— Start of Exercise inputs —

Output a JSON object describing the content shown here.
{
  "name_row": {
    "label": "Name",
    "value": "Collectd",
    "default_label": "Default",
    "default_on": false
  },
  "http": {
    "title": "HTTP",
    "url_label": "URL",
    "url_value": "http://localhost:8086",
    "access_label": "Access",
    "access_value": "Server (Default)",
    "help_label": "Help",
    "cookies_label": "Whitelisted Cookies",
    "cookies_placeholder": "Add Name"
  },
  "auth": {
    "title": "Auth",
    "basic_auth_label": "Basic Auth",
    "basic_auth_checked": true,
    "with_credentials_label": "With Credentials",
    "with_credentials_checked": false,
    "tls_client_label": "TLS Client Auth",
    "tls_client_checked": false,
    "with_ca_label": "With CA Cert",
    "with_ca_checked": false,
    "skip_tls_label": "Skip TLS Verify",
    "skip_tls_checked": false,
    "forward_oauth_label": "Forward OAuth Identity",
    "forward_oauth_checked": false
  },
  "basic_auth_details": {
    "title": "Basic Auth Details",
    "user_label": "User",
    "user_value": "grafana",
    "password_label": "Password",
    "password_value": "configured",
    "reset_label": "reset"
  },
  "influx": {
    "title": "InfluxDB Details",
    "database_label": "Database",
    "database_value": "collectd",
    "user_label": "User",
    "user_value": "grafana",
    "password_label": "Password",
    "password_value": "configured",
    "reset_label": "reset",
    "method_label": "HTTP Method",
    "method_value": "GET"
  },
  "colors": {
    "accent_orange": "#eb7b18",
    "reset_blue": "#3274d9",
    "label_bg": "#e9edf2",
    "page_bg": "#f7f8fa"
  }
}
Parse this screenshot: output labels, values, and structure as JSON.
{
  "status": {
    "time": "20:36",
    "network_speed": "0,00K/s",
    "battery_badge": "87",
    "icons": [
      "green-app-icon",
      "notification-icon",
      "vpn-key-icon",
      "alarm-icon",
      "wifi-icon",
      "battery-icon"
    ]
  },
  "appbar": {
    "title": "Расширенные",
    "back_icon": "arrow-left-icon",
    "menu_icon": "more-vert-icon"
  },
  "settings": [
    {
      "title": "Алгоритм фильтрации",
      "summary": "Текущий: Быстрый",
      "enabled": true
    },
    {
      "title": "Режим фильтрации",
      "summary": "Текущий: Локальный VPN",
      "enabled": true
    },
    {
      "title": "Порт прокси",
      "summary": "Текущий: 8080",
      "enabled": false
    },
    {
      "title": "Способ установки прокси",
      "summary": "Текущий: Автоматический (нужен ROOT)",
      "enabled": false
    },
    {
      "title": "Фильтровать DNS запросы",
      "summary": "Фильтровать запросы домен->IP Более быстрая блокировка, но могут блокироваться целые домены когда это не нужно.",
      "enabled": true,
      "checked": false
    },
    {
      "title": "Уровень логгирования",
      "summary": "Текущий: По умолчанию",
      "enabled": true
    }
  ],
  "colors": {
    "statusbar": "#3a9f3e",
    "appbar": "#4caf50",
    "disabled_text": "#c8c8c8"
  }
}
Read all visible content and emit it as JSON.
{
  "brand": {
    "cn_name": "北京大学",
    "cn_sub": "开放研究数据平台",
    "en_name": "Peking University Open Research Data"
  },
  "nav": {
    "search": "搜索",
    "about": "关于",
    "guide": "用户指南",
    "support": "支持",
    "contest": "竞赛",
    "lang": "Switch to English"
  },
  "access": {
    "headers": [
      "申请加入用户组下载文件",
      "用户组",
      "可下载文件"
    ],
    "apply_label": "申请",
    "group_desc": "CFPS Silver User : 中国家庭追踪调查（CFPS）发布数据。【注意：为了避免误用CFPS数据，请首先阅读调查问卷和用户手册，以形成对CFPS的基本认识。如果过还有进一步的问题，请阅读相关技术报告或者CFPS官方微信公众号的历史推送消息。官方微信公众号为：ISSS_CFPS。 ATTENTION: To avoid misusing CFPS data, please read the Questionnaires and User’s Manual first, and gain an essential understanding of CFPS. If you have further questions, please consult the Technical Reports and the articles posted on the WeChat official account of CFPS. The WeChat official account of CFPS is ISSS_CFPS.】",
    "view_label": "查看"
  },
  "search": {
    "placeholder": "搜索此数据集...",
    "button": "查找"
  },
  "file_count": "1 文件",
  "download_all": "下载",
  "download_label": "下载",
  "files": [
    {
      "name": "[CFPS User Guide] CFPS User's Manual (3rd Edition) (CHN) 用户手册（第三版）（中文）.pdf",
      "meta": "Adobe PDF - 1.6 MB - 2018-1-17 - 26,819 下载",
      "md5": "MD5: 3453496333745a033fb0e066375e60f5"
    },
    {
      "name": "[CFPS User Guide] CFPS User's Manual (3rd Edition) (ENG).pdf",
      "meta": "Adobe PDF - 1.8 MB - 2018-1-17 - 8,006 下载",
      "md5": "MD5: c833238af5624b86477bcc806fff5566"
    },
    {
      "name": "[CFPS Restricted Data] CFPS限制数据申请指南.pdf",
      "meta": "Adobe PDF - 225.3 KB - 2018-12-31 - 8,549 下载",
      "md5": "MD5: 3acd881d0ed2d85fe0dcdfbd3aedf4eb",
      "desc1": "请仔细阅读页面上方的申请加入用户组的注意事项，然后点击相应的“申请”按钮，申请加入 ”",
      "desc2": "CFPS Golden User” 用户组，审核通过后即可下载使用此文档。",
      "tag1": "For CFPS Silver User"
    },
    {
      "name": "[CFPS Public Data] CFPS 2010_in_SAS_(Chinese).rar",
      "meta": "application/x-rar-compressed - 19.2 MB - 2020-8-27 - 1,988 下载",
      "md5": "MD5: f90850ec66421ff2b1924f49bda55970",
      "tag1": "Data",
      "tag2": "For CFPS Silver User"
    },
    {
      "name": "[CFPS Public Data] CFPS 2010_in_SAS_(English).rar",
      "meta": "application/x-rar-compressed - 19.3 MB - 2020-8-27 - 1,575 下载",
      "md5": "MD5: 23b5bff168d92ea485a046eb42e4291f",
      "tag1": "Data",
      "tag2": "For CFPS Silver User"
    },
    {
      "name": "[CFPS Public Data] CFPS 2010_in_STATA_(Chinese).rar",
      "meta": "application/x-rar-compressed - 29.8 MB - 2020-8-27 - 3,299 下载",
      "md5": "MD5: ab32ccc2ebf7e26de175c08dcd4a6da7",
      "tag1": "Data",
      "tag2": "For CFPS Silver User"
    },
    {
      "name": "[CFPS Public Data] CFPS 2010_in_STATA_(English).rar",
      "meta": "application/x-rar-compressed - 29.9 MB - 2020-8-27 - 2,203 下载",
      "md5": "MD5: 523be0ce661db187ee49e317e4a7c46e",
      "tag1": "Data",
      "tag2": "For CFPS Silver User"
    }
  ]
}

— End of Exercise inputs —

(Your goal) Identify and copy all lines with the word "content".

(Task response)
Output a JSON object describing the content shown here.
Read all visible content and emit it as JSON.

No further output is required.